Repeat the records verbatim and leave the pictures out of your copy.

## Excerpted data
^^^^^^^^
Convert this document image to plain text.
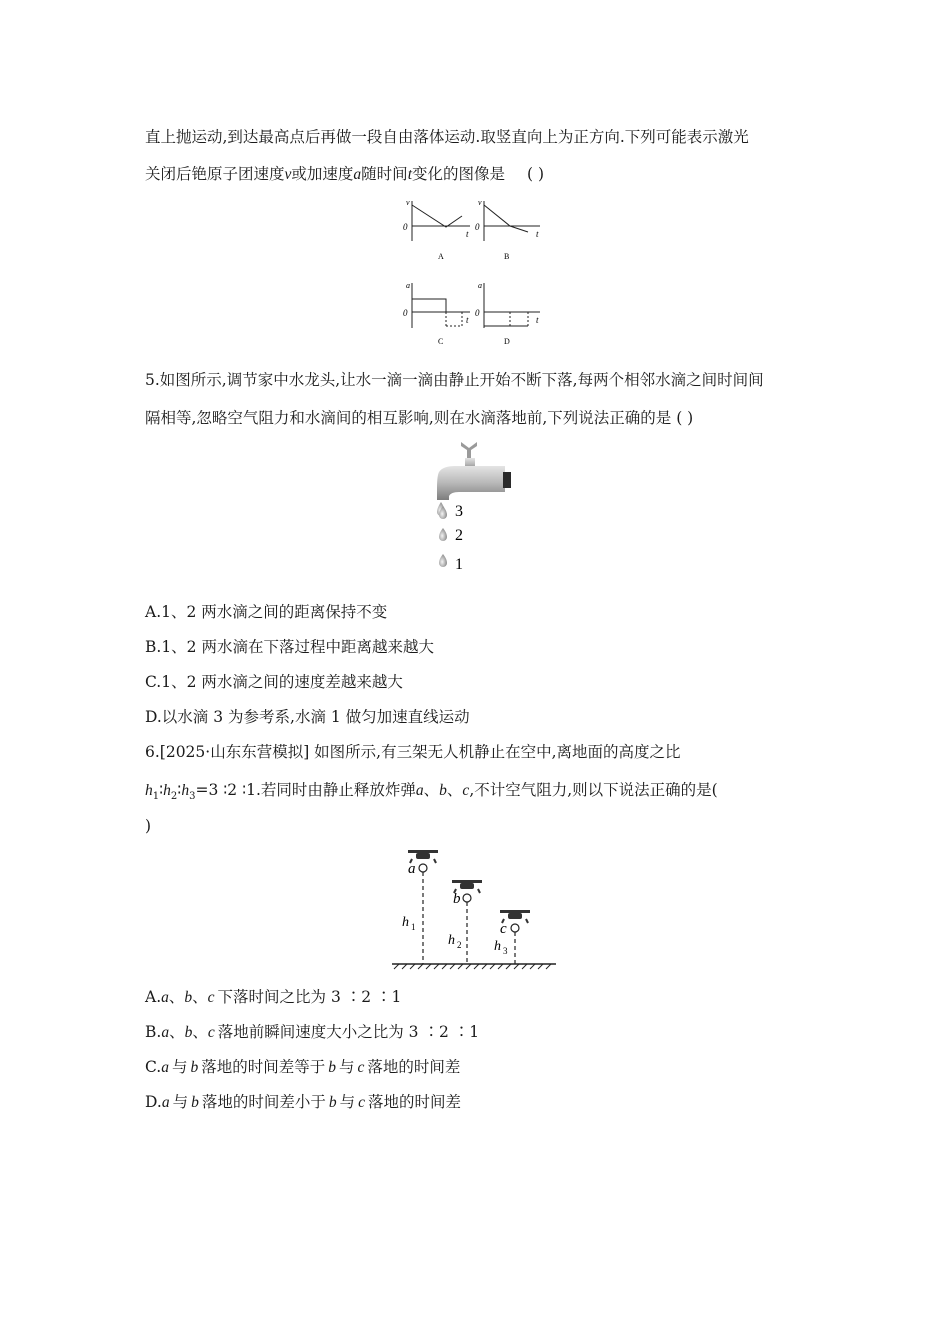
直上抛运动,到达最高点后再做一段自由落体运动.取竖直向上为正方向.下列可能表示激光
关闭后铯原子团速度v或加速度a随时间t变化的图像是 ( )
v
0
t
A
v
0
t
B
a
0
t
C
a
0
t
D
5.如图所示,调节家中水龙头,让水一滴一滴由静止开始不断下落,每两个相邻水滴之间时间间
隔相等,忽略空气阻力和水滴间的相互影响,则在水滴落地前,下列说法正确的是 ( )
3
2
1
A.1、2 两水滴之间的距离保持不变
B.1、2 两水滴在下落过程中距离越来越大
C.1、2 两水滴之间的速度差越来越大
D.以水滴 3 为参考系,水滴 1 做匀加速直线运动
6.[2025·山东东营模拟] 如图所示,有三架无人机静止在空中,离地面的高度之比
$h_1∶h_2∶h_3=3$ ∶2 ∶1.若同时由静止释放炸弹a、b、c,不计空气阻力,则以下说法正确的是(
)
a
h 1
b
h 2
c
h 3
A.a、b、c 下落时间之比为 3 ∶2 ∶1
B.a、b、c 落地前瞬间速度大小之比为 3 ∶2 ∶1
C.a 与 b 落地的时间差等于 b 与 c 落地的时间差
D.a 与 b 落地的时间差小于 b 与 c 落地的时间差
^^^^^^^^
## The answer
Convert this document image to plain text.
直上抛运动,到达最高点后再做一段自由落体运动.取竖直向上为正方向.下列可能表示激光
关闭后铯原子团速度v或加速度a随时间t变化的图像是 ( )
v
0
t
A
v
0
t
B
a
0
t
C
a
0
t
D
5.如图所示,调节家中水龙头,让水一滴一滴由静止开始不断下落,每两个相邻水滴之间时间间
隔相等,忽略空气阻力和水滴间的相互影响,则在水滴落地前,下列说法正确的是 ( )
3
2
1
A.1、2 两水滴之间的距离保持不变
B.1、2 两水滴在下落过程中距离越来越大
C.1、2 两水滴之间的速度差越来越大
D.以水滴 3 为参考系,水滴 1 做匀加速直线运动
6.[2025·山东东营模拟] 如图所示,有三架无人机静止在空中,离地面的高度之比
$h_1∶h_2∶h_3=3$ ∶2 ∶1.若同时由静止释放炸弹a、b、c,不计空气阻力,则以下说法正确的是(
)
a
h 1
b
h 2
c
h 3
A.a、b、c 下落时间之比为 3 ∶2 ∶1
B.a、b、c 落地前瞬间速度大小之比为 3 ∶2 ∶1
C.a 与 b 落地的时间差等于 b 与 c 落地的时间差
D.a 与 b 落地的时间差小于 b 与 c 落地的时间差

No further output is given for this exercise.